» **Exercise requirements**:
Starting from the line containing "Output a JSON", write out every remaining line exactly, the last one included.

» **Extracted records**:
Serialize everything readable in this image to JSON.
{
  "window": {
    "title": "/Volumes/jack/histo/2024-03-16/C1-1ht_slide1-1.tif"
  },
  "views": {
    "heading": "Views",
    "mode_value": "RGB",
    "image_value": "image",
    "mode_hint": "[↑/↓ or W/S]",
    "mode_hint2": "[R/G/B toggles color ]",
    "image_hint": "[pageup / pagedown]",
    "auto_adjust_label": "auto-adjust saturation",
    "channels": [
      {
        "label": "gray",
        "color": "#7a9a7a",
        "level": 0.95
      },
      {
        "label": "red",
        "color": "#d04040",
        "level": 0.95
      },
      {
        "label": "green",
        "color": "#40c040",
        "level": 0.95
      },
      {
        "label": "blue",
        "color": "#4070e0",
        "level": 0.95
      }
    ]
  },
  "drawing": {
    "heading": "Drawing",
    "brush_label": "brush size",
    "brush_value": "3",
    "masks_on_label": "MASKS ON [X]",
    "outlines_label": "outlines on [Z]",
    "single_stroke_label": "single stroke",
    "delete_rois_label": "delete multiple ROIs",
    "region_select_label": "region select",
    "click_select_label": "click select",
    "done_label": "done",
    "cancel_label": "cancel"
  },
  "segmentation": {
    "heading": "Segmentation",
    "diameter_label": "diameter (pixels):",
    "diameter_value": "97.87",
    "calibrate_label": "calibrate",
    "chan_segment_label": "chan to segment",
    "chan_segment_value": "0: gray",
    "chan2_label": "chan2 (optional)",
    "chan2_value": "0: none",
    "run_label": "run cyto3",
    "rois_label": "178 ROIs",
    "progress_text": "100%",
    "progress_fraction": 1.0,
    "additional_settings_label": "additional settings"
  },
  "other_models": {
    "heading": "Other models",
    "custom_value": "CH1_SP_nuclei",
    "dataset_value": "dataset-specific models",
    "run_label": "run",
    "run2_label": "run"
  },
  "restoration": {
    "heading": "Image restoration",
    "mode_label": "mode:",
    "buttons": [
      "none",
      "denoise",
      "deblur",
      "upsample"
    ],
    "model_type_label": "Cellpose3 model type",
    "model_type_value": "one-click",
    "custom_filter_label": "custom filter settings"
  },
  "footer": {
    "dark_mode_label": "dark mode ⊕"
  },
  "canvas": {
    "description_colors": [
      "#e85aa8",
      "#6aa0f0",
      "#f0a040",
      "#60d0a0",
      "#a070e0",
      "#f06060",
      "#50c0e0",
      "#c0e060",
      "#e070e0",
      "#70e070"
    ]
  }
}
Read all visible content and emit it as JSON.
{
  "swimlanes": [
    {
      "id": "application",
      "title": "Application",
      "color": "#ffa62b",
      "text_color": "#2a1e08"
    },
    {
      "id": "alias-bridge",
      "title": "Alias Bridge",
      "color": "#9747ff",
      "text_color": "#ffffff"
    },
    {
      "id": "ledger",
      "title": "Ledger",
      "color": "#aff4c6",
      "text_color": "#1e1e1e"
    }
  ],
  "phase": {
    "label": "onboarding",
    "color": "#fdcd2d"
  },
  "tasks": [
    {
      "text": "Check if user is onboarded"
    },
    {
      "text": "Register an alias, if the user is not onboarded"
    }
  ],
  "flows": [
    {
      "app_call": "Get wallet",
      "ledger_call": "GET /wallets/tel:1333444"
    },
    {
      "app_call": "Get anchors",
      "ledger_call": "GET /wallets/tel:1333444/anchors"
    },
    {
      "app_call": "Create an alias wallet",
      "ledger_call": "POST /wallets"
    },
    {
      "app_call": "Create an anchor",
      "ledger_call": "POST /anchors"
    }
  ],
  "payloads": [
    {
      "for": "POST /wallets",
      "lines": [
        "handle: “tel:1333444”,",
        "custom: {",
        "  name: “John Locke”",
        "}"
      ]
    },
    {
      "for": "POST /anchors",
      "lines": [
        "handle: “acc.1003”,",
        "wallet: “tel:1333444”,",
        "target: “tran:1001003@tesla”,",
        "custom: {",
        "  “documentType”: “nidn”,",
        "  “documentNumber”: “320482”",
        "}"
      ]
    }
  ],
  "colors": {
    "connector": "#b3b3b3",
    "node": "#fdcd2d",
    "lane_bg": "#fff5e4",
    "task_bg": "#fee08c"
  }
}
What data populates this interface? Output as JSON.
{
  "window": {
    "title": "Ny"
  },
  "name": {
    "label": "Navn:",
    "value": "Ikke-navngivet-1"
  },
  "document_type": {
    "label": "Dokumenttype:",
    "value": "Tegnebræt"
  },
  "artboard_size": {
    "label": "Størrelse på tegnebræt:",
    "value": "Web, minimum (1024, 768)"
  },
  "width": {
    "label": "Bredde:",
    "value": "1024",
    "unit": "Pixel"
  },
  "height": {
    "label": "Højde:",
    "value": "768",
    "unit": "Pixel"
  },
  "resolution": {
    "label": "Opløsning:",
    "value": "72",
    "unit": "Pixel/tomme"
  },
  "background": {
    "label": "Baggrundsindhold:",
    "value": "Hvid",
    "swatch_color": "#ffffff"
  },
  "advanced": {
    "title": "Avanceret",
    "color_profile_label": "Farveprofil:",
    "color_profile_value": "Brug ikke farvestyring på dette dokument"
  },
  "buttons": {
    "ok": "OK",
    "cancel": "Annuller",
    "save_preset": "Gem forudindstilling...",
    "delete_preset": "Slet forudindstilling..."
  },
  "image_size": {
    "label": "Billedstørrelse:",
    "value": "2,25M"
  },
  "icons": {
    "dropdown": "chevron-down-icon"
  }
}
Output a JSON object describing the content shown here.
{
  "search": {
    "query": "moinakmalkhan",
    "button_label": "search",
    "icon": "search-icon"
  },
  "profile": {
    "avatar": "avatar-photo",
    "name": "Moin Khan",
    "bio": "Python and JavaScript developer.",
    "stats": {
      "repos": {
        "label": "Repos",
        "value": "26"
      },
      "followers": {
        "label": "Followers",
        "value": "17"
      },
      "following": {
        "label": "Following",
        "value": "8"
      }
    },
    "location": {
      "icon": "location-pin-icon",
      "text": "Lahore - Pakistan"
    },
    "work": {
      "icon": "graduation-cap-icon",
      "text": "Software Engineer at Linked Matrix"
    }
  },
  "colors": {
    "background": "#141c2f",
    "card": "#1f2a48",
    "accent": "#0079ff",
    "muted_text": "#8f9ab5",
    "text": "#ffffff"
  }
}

» **Result of this exercise**:
Output a JSON object describing the content shown here.
{
  "search": {
    "query": "moinakmalkhan",
    "button_label": "search",
    "icon": "search-icon"
  },
  "profile": {
    "avatar": "avatar-photo",
    "name": "Moin Khan",
    "bio": "Python and JavaScript developer.",
    "stats": {
      "repos": {
        "label": "Repos",
        "value": "26"
      },
      "followers": {
        "label": "Followers",
        "value": "17"
      },
      "following": {
        "label": "Following",
        "value": "8"
      }
    },
    "location": {
      "icon": "location-pin-icon",
      "text": "Lahore - Pakistan"
    },
    "work": {
      "icon": "graduation-cap-icon",
      "text": "Software Engineer at Linked Matrix"
    }
  },
  "colors": {
    "background": "#141c2f",
    "card": "#1f2a48",
    "accent": "#0079ff",
    "muted_text": "#8f9ab5",
    "text": "#ffffff"
  }
}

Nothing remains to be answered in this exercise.